| Do this |
Among the following entries, count the lines that contain "وامضاشود" and report only the result.

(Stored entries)

[Begin]

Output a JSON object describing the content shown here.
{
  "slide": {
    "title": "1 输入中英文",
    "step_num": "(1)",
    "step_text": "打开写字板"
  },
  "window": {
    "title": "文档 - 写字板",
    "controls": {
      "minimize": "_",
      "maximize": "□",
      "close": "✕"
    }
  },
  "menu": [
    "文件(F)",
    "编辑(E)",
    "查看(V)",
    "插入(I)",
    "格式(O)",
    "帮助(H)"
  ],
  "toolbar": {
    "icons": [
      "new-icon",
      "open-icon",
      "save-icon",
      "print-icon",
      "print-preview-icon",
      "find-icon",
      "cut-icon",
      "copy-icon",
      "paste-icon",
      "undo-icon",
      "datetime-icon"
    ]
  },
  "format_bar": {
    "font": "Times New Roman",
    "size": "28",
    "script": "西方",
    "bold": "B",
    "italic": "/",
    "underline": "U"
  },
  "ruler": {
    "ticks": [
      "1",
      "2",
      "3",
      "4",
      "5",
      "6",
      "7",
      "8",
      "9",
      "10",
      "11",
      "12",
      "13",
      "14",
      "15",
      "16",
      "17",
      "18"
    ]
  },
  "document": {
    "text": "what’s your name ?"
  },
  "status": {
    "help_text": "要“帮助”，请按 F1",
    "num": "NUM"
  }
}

[End]
[Begin]

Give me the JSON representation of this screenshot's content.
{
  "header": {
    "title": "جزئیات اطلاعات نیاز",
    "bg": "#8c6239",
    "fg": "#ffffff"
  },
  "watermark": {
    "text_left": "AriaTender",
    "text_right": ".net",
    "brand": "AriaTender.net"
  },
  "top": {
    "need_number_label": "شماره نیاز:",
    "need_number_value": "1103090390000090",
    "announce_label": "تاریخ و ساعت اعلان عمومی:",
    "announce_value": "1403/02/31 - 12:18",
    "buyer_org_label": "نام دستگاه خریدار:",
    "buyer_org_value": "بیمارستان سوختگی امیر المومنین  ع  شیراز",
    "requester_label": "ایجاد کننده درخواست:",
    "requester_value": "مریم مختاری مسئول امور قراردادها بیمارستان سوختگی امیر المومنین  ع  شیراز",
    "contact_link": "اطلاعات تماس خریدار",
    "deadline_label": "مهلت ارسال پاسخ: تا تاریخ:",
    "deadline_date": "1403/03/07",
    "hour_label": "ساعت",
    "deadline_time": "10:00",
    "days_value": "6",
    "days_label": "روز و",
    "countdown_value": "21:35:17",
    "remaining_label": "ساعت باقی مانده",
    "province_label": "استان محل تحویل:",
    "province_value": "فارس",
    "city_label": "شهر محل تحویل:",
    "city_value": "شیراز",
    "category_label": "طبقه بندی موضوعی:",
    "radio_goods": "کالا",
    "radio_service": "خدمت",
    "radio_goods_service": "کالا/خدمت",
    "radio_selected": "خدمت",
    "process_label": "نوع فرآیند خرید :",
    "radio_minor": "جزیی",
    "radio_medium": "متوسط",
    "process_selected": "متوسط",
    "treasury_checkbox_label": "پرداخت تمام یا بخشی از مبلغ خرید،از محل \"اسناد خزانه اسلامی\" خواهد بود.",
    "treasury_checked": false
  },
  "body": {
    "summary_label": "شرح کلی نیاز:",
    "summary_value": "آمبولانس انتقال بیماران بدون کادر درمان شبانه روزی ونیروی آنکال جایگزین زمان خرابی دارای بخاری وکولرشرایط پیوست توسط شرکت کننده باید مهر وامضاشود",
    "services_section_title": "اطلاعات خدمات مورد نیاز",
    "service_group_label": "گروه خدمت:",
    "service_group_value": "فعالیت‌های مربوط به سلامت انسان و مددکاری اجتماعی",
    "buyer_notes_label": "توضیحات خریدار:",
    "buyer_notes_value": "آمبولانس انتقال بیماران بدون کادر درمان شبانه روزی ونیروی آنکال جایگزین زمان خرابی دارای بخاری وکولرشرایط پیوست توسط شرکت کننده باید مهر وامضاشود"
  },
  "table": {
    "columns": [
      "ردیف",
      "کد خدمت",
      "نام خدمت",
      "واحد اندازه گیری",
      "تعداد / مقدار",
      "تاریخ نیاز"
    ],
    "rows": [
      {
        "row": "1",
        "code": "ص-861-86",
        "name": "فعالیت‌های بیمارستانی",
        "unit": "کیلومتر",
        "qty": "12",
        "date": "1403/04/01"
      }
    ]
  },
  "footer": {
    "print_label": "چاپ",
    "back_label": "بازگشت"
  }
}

[End]

| Solution to the exercise |
2